Keep the pictures out of the copy and repeat the records exactly.

Items from a data source:
——
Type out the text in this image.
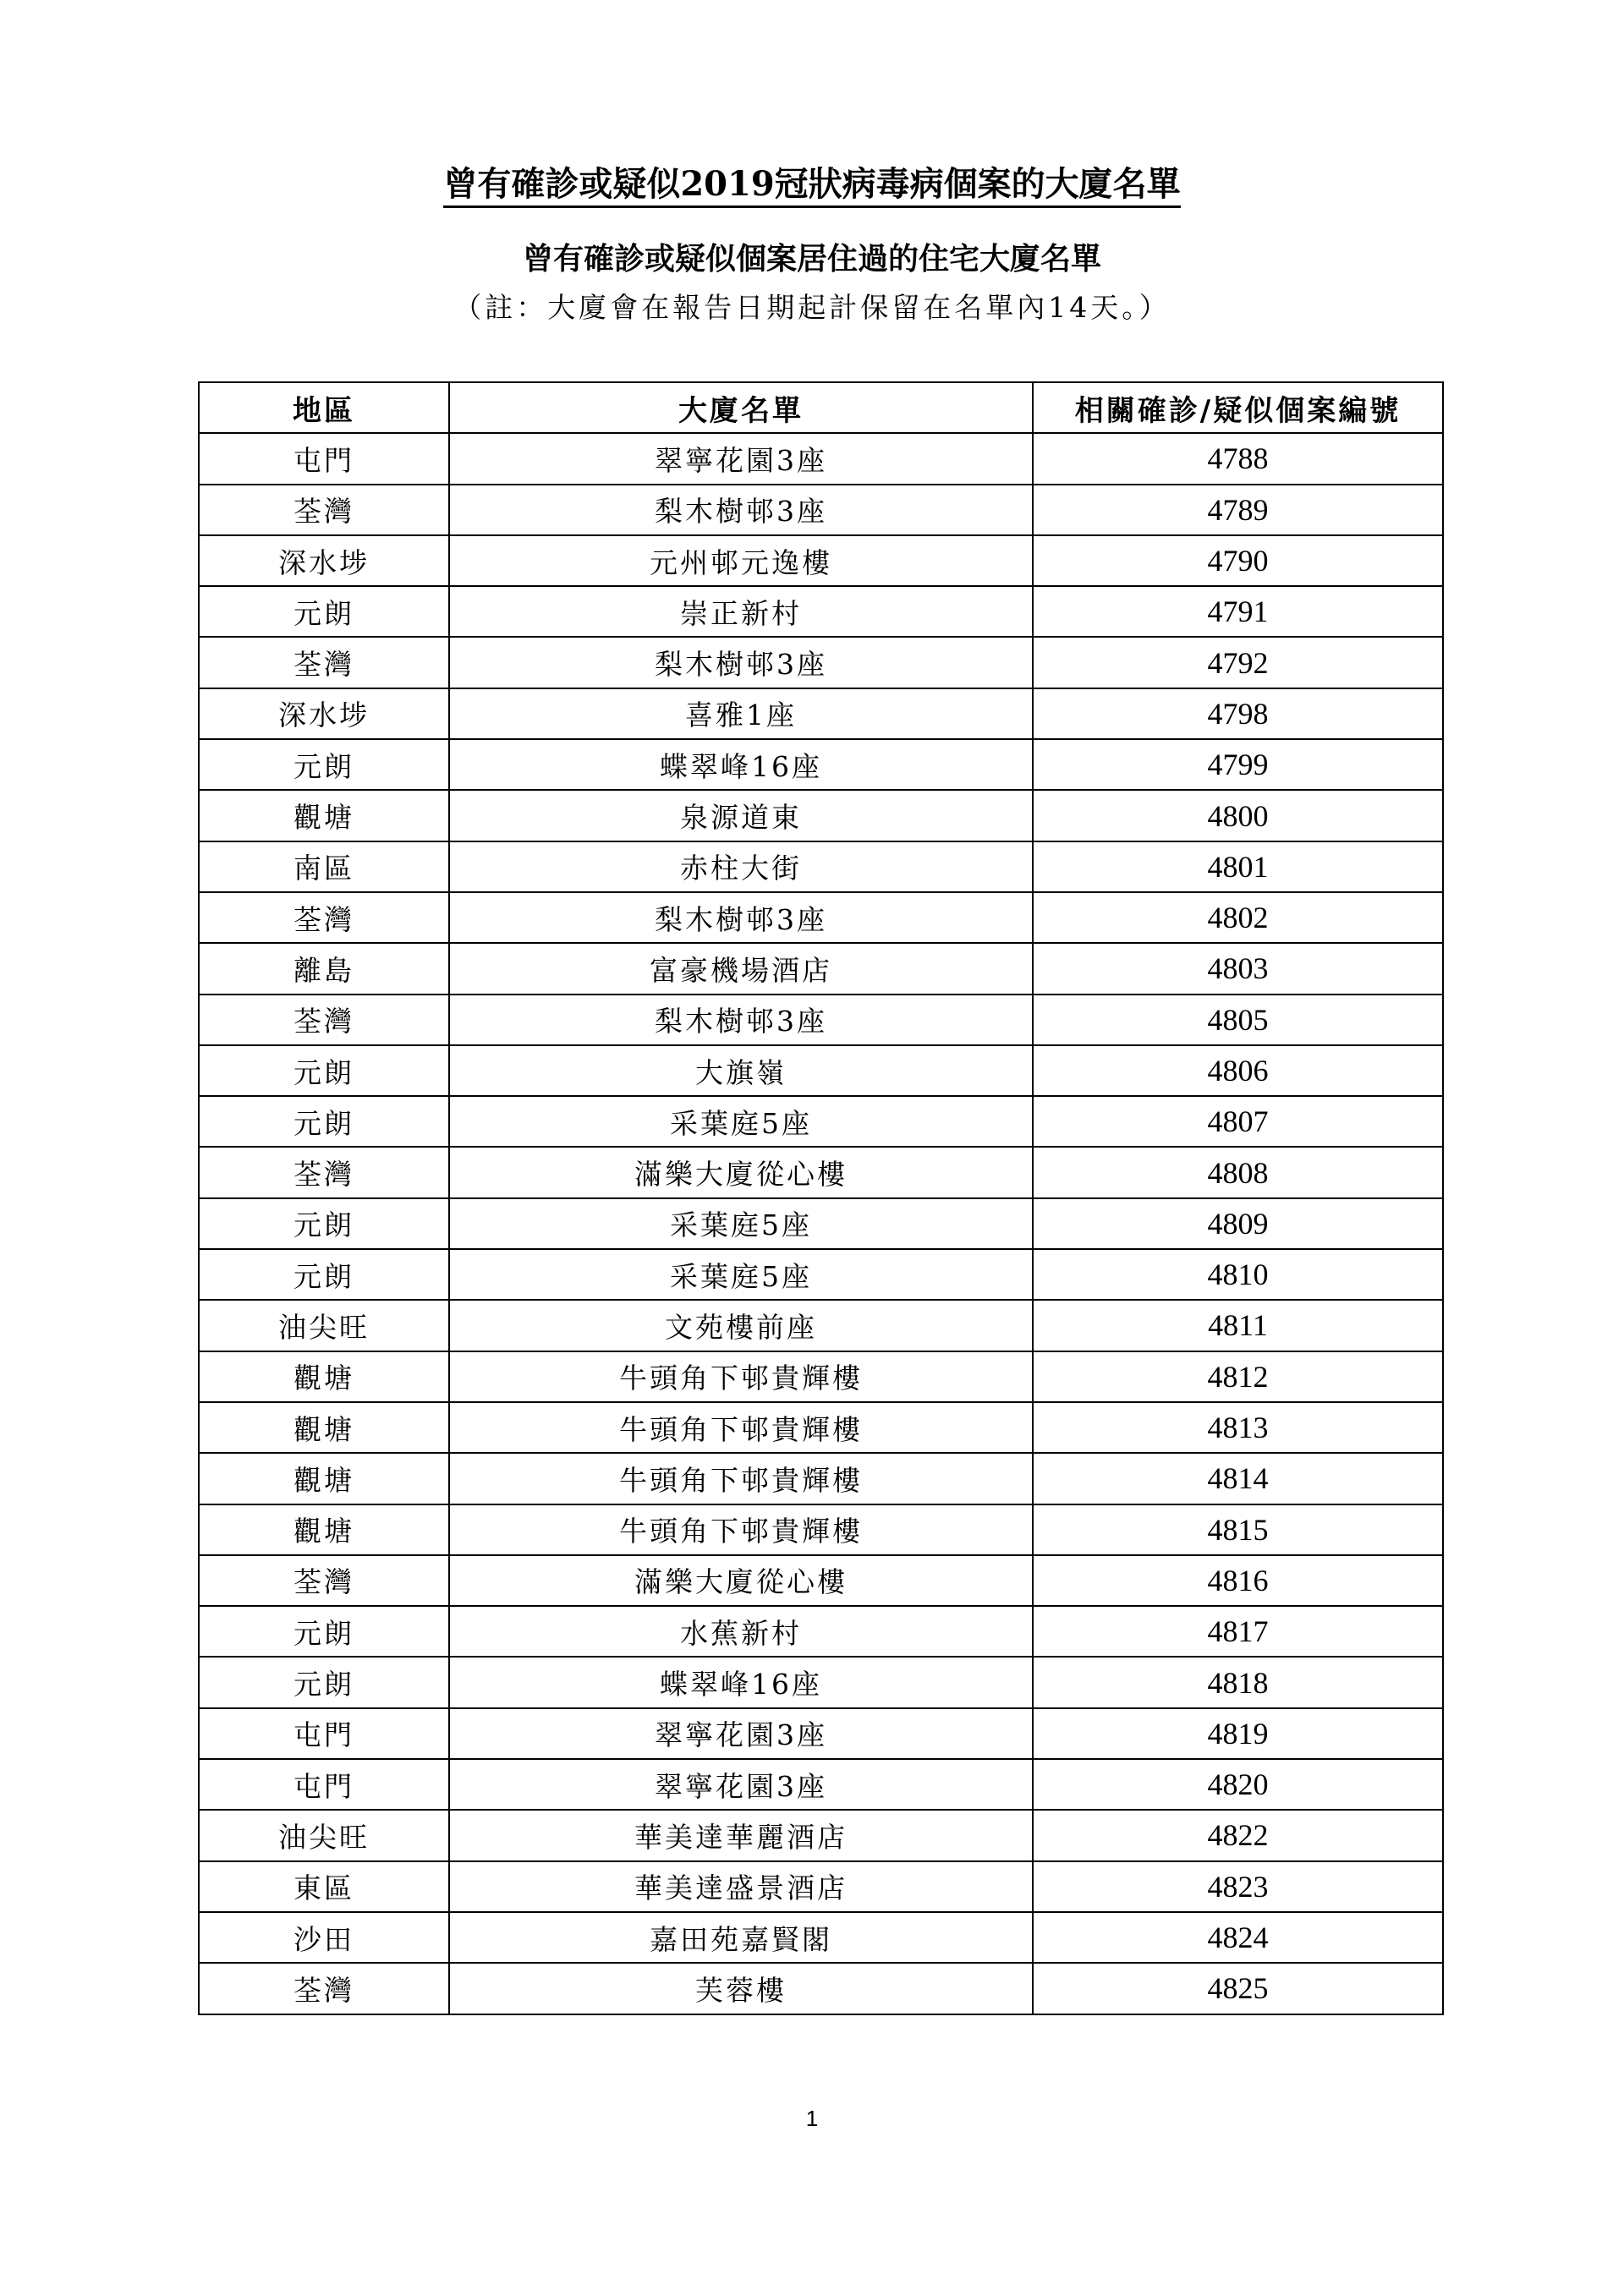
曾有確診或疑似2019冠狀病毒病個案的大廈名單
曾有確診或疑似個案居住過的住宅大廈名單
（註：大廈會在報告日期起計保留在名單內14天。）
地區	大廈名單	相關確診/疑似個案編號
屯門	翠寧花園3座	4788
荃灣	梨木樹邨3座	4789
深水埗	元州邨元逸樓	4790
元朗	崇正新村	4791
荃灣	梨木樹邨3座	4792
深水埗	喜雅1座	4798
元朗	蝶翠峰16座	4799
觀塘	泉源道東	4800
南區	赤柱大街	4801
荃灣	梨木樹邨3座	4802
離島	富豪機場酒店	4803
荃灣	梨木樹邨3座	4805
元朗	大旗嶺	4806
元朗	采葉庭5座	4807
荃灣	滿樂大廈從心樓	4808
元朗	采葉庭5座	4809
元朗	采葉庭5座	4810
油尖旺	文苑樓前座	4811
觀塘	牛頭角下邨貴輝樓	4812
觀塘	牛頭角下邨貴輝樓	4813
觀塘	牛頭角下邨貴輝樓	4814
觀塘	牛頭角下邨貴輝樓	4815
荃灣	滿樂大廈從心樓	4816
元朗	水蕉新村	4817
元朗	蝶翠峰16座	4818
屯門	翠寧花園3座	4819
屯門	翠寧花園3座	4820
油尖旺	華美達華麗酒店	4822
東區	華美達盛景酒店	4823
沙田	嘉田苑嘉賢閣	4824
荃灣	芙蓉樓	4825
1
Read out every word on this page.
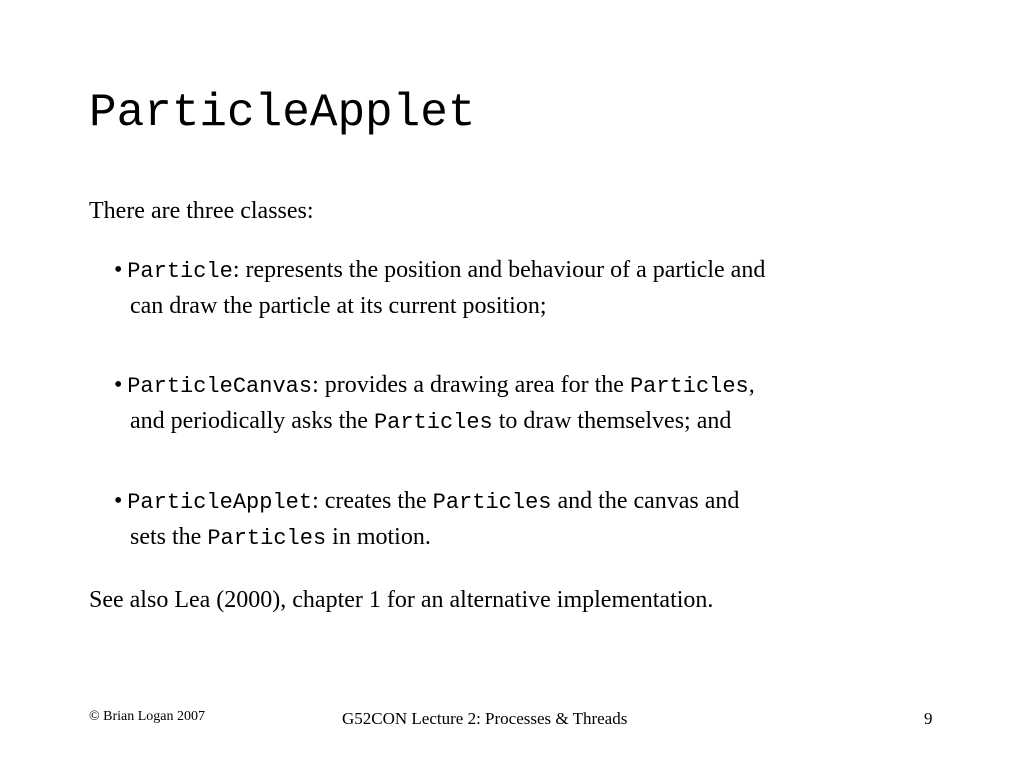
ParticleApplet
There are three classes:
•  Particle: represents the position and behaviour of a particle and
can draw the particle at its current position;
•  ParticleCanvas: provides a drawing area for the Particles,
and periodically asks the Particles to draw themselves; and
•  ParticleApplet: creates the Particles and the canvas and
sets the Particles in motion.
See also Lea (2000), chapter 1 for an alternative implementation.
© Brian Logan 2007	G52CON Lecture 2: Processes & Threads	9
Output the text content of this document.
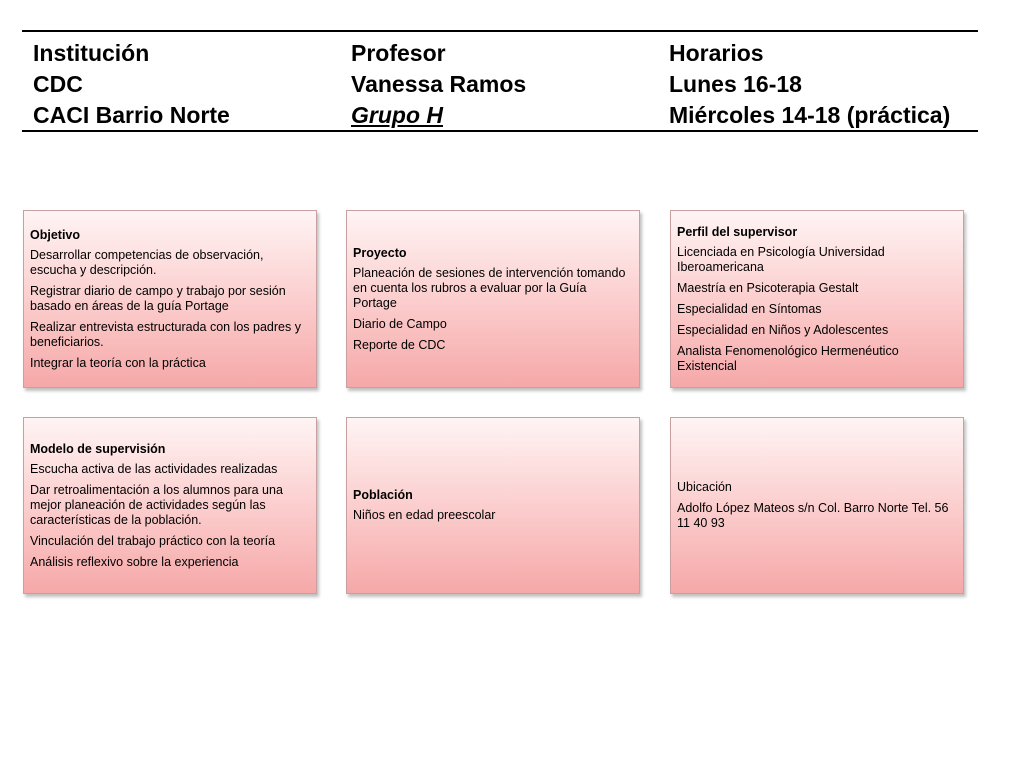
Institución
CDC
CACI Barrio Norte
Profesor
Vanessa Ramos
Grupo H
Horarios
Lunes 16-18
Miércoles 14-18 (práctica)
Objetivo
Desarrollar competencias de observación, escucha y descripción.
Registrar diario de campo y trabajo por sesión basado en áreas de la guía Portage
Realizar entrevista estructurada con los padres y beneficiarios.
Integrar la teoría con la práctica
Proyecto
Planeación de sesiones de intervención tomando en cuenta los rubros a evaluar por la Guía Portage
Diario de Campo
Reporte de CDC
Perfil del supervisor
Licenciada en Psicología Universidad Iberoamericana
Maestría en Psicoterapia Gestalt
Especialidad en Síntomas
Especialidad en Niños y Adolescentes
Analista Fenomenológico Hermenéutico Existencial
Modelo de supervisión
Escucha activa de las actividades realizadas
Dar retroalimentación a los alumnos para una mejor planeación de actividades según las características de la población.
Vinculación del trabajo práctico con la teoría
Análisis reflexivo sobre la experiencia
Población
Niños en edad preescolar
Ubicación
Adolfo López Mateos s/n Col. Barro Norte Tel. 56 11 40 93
——
• _Exercise answer_:
Type out the text in this image.
曾有確診或疑似2019冠狀病毒病個案的大廈名單
曾有確診或疑似個案居住過的住宅大廈名單
（註：大廈會在報告日期起計保留在名單內14天。）
地區	大廈名單	相關確診/疑似個案編號
屯門	翠寧花園3座	4788
荃灣	梨木樹邨3座	4789
深水埗	元州邨元逸樓	4790
元朗	崇正新村	4791
荃灣	梨木樹邨3座	4792
深水埗	喜雅1座	4798
元朗	蝶翠峰16座	4799
觀塘	泉源道東	4800
南區	赤柱大街	4801
荃灣	梨木樹邨3座	4802
離島	富豪機場酒店	4803
荃灣	梨木樹邨3座	4805
元朗	大旗嶺	4806
元朗	采葉庭5座	4807
荃灣	滿樂大廈從心樓	4808
元朗	采葉庭5座	4809
元朗	采葉庭5座	4810
油尖旺	文苑樓前座	4811
觀塘	牛頭角下邨貴輝樓	4812
觀塘	牛頭角下邨貴輝樓	4813
觀塘	牛頭角下邨貴輝樓	4814
觀塘	牛頭角下邨貴輝樓	4815
荃灣	滿樂大廈從心樓	4816
元朗	水蕉新村	4817
元朗	蝶翠峰16座	4818
屯門	翠寧花園3座	4819
屯門	翠寧花園3座	4820
油尖旺	華美達華麗酒店	4822
東區	華美達盛景酒店	4823
沙田	嘉田苑嘉賢閣	4824
荃灣	芙蓉樓	4825
1
Read out every word on this page.
ParticleApplet
There are three classes:
•  Particle: represents the position and behaviour of a particle and
can draw the particle at its current position;
•  ParticleCanvas: provides a drawing area for the Particles,
and periodically asks the Particles to draw themselves; and
•  ParticleApplet: creates the Particles and the canvas and
sets the Particles in motion.
See also Lea (2000), chapter 1 for an alternative implementation.
© Brian Logan 2007	G52CON Lecture 2: Processes & Threads	9
Output the text content of this document.
Institución
CDC
CACI Barrio Norte
Profesor
Vanessa Ramos
Grupo H
Horarios
Lunes 16-18
Miércoles 14-18 (práctica)
Objetivo
Desarrollar competencias de observación, escucha y descripción.
Registrar diario de campo y trabajo por sesión basado en áreas de la guía Portage
Realizar entrevista estructurada con los padres y beneficiarios.
Integrar la teoría con la práctica
Proyecto
Planeación de sesiones de intervención tomando en cuenta los rubros a evaluar por la Guía Portage
Diario de Campo
Reporte de CDC
Perfil del supervisor
Licenciada en Psicología Universidad Iberoamericana
Maestría en Psicoterapia Gestalt
Especialidad en Síntomas
Especialidad en Niños y Adolescentes
Analista Fenomenológico Hermenéutico Existencial
Modelo de supervisión
Escucha activa de las actividades realizadas
Dar retroalimentación a los alumnos para una mejor planeación de actividades según las características de la población.
Vinculación del trabajo práctico con la teoría
Análisis reflexivo sobre la experiencia
Población
Niños en edad preescolar
Ubicación
Adolfo López Mateos s/n Col. Barro Norte Tel. 56 11 40 93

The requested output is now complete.